## Start PAGE TEXT

# My baby girl :)



## everestgirl (Aug 10, 2006)

After 5 month waiting for my chi puppy, I got her yesterday.
I named her Lizzie, and she is 10 weeks old.

She has such a great personality, she is very cuddly, and always want to be on my lap 
She also like to play, but in the right proportion.
She is an opposite to my yorkie boy that are very hyper and always on the go.
She cry everytime that i leave the room, and wanna be with me all the time.
I am sooo happy with her  
I hope it’s not just the first days, and that she will remain that sweet.

Here is some pics of her (she is scared of the camera, so very few for a moment).


----------



## Jangles021204 (Sep 20, 2006)

Oh she is cuuuuuttteeee!!! How exciting, I know you've been waiting for you puppy a long time! Mine was the same way when I first got him, he wanted to stick with me like glue, and cried when I left the room. And he was so sweet and cuddly, and he still is.


----------



## My3Girls (Apr 6, 2004)

OMG she is adorable! :love5:


----------



## Jen (Sep 13, 2005)

congratulations she is extremely cute


----------



## Pauline Leland (Oct 9, 2006)

She is so sweet. What a cute little puppy. I'm sure you and she will be very happy together.


----------



## tofu (Apr 18, 2006)

oh my she is so cute. i'm so happy for you both. i'm drooling at the pictures


----------



## tuckersmommy (Aug 5, 2006)

She is just adorable! Congratulations.


----------



## Kari (May 13, 2004)

Wow, she is super cute! :love5: Congratulations!


----------



## *Andrea* (Jan 30, 2006)

## End PAGE TEXT
## Start INFORMATION SHOWN

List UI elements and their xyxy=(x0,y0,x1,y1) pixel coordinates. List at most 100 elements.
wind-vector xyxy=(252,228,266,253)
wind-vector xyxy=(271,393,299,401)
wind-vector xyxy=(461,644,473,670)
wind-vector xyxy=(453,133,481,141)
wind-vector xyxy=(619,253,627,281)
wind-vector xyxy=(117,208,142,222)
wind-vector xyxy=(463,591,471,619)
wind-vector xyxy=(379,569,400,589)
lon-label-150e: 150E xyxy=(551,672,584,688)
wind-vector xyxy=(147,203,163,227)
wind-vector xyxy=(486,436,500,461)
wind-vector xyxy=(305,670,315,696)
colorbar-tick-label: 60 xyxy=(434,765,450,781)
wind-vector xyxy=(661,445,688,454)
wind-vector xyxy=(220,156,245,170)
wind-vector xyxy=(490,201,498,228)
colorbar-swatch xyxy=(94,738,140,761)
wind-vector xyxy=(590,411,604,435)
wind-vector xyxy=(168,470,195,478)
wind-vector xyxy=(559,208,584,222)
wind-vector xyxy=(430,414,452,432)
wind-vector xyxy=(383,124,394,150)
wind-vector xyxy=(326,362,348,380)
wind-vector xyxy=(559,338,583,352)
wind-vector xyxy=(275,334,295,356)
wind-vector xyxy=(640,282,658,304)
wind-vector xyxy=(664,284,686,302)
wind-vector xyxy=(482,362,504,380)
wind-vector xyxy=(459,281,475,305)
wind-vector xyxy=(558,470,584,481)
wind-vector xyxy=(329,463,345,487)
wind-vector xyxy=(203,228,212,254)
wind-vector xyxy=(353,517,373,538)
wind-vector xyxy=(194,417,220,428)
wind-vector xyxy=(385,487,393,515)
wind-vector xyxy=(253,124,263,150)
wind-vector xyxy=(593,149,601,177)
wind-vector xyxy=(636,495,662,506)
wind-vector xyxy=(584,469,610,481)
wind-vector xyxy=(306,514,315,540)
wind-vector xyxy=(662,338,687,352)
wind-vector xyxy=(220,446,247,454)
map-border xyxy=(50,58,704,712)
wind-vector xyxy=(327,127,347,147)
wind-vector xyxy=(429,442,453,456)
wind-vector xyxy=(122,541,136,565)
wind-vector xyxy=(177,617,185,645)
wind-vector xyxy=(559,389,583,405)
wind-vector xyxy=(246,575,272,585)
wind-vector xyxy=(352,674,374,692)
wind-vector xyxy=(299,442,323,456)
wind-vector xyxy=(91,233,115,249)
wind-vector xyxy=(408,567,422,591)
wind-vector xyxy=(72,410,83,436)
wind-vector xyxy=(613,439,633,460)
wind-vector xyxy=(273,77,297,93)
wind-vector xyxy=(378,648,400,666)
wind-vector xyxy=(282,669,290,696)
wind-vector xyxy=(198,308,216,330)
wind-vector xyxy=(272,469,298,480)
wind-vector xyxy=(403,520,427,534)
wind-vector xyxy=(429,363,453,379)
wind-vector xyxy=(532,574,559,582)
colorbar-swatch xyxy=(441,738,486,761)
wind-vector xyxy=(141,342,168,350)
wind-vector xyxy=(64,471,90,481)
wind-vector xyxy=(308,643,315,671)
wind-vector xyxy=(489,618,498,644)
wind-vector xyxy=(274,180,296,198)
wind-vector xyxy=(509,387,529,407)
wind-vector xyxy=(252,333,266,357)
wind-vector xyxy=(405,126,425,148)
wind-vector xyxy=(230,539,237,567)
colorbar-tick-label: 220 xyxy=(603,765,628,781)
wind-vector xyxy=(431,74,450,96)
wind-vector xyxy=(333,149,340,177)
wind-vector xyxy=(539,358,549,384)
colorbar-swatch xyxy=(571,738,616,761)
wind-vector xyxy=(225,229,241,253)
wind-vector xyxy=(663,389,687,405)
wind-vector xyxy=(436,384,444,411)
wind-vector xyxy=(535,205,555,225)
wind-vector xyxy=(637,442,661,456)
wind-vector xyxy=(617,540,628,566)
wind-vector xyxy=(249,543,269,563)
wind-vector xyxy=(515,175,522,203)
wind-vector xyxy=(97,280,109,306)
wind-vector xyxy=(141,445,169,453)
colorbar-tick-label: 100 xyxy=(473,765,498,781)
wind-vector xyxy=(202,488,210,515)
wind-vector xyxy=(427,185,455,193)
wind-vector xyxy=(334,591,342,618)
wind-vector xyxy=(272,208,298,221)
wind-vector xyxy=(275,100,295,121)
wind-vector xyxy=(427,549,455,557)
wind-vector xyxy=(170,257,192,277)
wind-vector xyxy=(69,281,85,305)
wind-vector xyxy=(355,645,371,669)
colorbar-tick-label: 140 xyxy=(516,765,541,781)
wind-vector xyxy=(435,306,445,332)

## End INFORMATION SHOWN

__GIVEN EXERCISE A__: In the forum thread about the new chihuahua puppy, how old is Lizzie?
__GIVEN EXERCISE B__: Based on the forum thread about the new chihuahua puppy, explain why the first post has only a few pictures of Lizzie.
__GIVEN EXERCISE C__: Continue the forum thread about the new chihuahua puppy from the point where it stops.

__OUTPUT A__: She is 10 weeks old.

__OUTPUT B__: Lizzie is scared of the camera, so only a few pictures are available for now.

__OUTPUT C__:
OH she is so cute!! She reminds me of my little Junie when she was a puppy! I am sure she will be wonderful and you two will have a fabulous time together!


----------



## ChioxerMomma (Aug 3, 2005)

Congrads on new chia babie she is beautiful.


----------



## Alisha (Mar 11, 2005)

Aww she's precious Congrats


----------



## Katie (Apr 9, 2005)

Congrats! She is precious! :wave:


----------



## Ms_P (Apr 25, 2004)

She's adorable!
Congrats!


----------



## momto4chihuahuas (Nov 13, 2006)

Awww...she is so adorable!


----------



## nicholeb5 (May 3, 2005)

She is just adorable, too sweet!!

Nichole


----------



## trixiesmom (Jan 31, 2006)

What a sweetie, she is so pretty. Congratulations.


----------



## MrsChi (Nov 20, 2006)

She's sooo gorgeous!

Lots of pics please when she is less wary of the camera!


----------



## everestgirl (Aug 10, 2006)

Thank you all !!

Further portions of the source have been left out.